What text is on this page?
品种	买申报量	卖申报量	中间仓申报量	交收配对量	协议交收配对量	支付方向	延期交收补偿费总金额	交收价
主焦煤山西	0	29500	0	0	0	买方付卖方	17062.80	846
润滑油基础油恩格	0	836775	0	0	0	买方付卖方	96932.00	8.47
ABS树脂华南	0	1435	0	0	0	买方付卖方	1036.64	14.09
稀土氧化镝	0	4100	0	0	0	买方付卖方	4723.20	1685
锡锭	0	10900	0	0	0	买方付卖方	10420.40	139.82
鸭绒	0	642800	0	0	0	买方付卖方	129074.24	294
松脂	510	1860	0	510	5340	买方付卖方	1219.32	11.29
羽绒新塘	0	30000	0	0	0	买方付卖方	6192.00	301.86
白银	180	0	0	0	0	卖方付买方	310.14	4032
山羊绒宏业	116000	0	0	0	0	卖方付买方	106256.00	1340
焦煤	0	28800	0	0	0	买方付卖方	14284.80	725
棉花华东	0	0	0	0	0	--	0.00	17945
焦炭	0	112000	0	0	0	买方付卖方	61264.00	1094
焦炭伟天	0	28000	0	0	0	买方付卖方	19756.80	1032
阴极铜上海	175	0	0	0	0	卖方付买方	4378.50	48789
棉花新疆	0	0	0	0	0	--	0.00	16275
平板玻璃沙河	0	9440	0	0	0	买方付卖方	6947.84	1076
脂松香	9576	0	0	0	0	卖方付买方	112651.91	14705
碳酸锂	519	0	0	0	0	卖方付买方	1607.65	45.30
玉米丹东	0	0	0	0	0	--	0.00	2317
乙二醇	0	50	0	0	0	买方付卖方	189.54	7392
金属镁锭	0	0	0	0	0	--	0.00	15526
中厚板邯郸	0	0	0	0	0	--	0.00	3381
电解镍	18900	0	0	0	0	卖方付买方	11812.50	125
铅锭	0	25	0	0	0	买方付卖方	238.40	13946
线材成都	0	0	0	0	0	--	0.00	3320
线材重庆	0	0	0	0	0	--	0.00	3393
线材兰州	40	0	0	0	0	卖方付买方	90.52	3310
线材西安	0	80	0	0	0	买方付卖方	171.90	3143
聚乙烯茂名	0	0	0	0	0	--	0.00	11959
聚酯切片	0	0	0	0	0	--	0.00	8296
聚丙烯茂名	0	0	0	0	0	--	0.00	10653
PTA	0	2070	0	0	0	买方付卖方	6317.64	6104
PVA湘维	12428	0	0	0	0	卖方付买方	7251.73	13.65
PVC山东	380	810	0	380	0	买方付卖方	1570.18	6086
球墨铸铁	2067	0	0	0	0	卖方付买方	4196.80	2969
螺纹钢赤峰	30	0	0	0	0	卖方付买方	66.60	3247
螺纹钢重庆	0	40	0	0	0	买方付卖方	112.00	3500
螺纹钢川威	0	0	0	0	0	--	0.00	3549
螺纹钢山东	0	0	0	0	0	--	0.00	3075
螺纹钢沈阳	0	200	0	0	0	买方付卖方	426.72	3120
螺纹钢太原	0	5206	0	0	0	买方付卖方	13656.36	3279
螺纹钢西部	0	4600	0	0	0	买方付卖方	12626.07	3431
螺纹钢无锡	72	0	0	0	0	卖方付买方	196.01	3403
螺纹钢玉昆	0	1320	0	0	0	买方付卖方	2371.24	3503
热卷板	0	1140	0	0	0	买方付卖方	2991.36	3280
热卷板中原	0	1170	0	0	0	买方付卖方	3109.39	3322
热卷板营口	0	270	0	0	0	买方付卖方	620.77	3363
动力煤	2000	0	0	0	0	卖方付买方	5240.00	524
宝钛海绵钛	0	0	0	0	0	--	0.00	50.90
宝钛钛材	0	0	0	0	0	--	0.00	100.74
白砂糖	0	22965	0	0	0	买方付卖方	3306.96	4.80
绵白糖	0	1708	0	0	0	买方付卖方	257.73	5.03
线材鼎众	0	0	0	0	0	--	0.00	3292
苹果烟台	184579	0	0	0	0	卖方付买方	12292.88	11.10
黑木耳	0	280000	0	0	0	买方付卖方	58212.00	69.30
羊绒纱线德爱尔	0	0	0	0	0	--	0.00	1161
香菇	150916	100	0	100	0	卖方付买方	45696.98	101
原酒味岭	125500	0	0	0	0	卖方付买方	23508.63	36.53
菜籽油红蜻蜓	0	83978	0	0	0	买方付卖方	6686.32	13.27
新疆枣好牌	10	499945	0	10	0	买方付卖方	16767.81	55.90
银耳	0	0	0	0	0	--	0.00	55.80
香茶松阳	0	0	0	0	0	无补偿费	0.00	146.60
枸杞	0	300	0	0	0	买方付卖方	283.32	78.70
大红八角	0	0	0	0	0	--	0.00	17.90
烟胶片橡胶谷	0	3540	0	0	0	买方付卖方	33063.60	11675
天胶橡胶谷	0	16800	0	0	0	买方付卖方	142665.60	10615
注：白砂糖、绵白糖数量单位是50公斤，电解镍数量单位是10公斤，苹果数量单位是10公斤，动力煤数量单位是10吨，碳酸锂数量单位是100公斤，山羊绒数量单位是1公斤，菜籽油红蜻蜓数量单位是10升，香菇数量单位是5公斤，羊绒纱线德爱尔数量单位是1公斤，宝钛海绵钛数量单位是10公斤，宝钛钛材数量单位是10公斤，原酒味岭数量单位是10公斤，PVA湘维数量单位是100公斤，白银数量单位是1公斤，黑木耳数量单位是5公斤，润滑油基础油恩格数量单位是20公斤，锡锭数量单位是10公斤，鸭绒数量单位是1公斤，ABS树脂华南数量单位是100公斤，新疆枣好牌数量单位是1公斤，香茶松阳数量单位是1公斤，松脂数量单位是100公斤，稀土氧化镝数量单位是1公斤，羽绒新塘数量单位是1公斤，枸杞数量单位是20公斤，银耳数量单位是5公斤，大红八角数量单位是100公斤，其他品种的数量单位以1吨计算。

=====

Problem to work on: All entries must be repeated verbatim.

Full output:
What text is on this page?
品种	买申报量	卖申报量	中间仓申报量	交收配对量	协议交收配对量	支付方向	延期交收补偿费总金额	交收价
主焦煤山西	0	29500	0	0	0	买方付卖方	17062.80	846
润滑油基础油恩格	0	836775	0	0	0	买方付卖方	96932.00	8.47
ABS树脂华南	0	1435	0	0	0	买方付卖方	1036.64	14.09
稀土氧化镝	0	4100	0	0	0	买方付卖方	4723.20	1685
锡锭	0	10900	0	0	0	买方付卖方	10420.40	139.82
鸭绒	0	642800	0	0	0	买方付卖方	129074.24	294
松脂	510	1860	0	510	5340	买方付卖方	1219.32	11.29
羽绒新塘	0	30000	0	0	0	买方付卖方	6192.00	301.86
白银	180	0	0	0	0	卖方付买方	310.14	4032
山羊绒宏业	116000	0	0	0	0	卖方付买方	106256.00	1340
焦煤	0	28800	0	0	0	买方付卖方	14284.80	725
棉花华东	0	0	0	0	0	--	0.00	17945
焦炭	0	112000	0	0	0	买方付卖方	61264.00	1094
焦炭伟天	0	28000	0	0	0	买方付卖方	19756.80	1032
阴极铜上海	175	0	0	0	0	卖方付买方	4378.50	48789
棉花新疆	0	0	0	0	0	--	0.00	16275
平板玻璃沙河	0	9440	0	0	0	买方付卖方	6947.84	1076
脂松香	9576	0	0	0	0	卖方付买方	112651.91	14705
碳酸锂	519	0	0	0	0	卖方付买方	1607.65	45.30
玉米丹东	0	0	0	0	0	--	0.00	2317
乙二醇	0	50	0	0	0	买方付卖方	189.54	7392
金属镁锭	0	0	0	0	0	--	0.00	15526
中厚板邯郸	0	0	0	0	0	--	0.00	3381
电解镍	18900	0	0	0	0	卖方付买方	11812.50	125
铅锭	0	25	0	0	0	买方付卖方	238.40	13946
线材成都	0	0	0	0	0	--	0.00	3320
线材重庆	0	0	0	0	0	--	0.00	3393
线材兰州	40	0	0	0	0	卖方付买方	90.52	3310
线材西安	0	80	0	0	0	买方付卖方	171.90	3143
聚乙烯茂名	0	0	0	0	0	--	0.00	11959
聚酯切片	0	0	0	0	0	--	0.00	8296
聚丙烯茂名	0	0	0	0	0	--	0.00	10653
PTA	0	2070	0	0	0	买方付卖方	6317.64	6104
PVA湘维	12428	0	0	0	0	卖方付买方	7251.73	13.65
PVC山东	380	810	0	380	0	买方付卖方	1570.18	6086
球墨铸铁	2067	0	0	0	0	卖方付买方	4196.80	2969
螺纹钢赤峰	30	0	0	0	0	卖方付买方	66.60	3247
螺纹钢重庆	0	40	0	0	0	买方付卖方	112.00	3500
螺纹钢川威	0	0	0	0	0	--	0.00	3549
螺纹钢山东	0	0	0	0	0	--	0.00	3075
螺纹钢沈阳	0	200	0	0	0	买方付卖方	426.72	3120
螺纹钢太原	0	5206	0	0	0	买方付卖方	13656.36	3279
螺纹钢西部	0	4600	0	0	0	买方付卖方	12626.07	3431
螺纹钢无锡	72	0	0	0	0	卖方付买方	196.01	3403
螺纹钢玉昆	0	1320	0	0	0	买方付卖方	2371.24	3503
热卷板	0	1140	0	0	0	买方付卖方	2991.36	3280
热卷板中原	0	1170	0	0	0	买方付卖方	3109.39	3322
热卷板营口	0	270	0	0	0	买方付卖方	620.77	3363
动力煤	2000	0	0	0	0	卖方付买方	5240.00	524
宝钛海绵钛	0	0	0	0	0	--	0.00	50.90
宝钛钛材	0	0	0	0	0	--	0.00	100.74
白砂糖	0	22965	0	0	0	买方付卖方	3306.96	4.80
绵白糖	0	1708	0	0	0	买方付卖方	257.73	5.03
线材鼎众	0	0	0	0	0	--	0.00	3292
苹果烟台	184579	0	0	0	0	卖方付买方	12292.88	11.10
黑木耳	0	280000	0	0	0	买方付卖方	58212.00	69.30
羊绒纱线德爱尔	0	0	0	0	0	--	0.00	1161
香菇	150916	100	0	100	0	卖方付买方	45696.98	101
原酒味岭	125500	0	0	0	0	卖方付买方	23508.63	36.53
菜籽油红蜻蜓	0	83978	0	0	0	买方付卖方	6686.32	13.27
新疆枣好牌	10	499945	0	10	0	买方付卖方	16767.81	55.90
银耳	0	0	0	0	0	--	0.00	55.80
香茶松阳	0	0	0	0	0	无补偿费	0.00	146.60
枸杞	0	300	0	0	0	买方付卖方	283.32	78.70
大红八角	0	0	0	0	0	--	0.00	17.90
烟胶片橡胶谷	0	3540	0	0	0	买方付卖方	33063.60	11675
天胶橡胶谷	0	16800	0	0	0	买方付卖方	142665.60	10615
注：白砂糖、绵白糖数量单位是50公斤，电解镍数量单位是10公斤，苹果数量单位是10公斤，动力煤数量单位是10吨，碳酸锂数量单位是100公斤，山羊绒数量单位是1公斤，菜籽油红蜻蜓数量单位是10升，香菇数量单位是5公斤，羊绒纱线德爱尔数量单位是1公斤，宝钛海绵钛数量单位是10公斤，宝钛钛材数量单位是10公斤，原酒味岭数量单位是10公斤，PVA湘维数量单位是100公斤，白银数量单位是1公斤，黑木耳数量单位是5公斤，润滑油基础油恩格数量单位是20公斤，锡锭数量单位是10公斤，鸭绒数量单位是1公斤，ABS树脂华南数量单位是100公斤，新疆枣好牌数量单位是1公斤，香茶松阳数量单位是1公斤，松脂数量单位是100公斤，稀土氧化镝数量单位是1公斤，羽绒新塘数量单位是1公斤，枸杞数量单位是20公斤，银耳数量单位是5公斤，大红八角数量单位是100公斤，其他品种的数量单位以1吨计算。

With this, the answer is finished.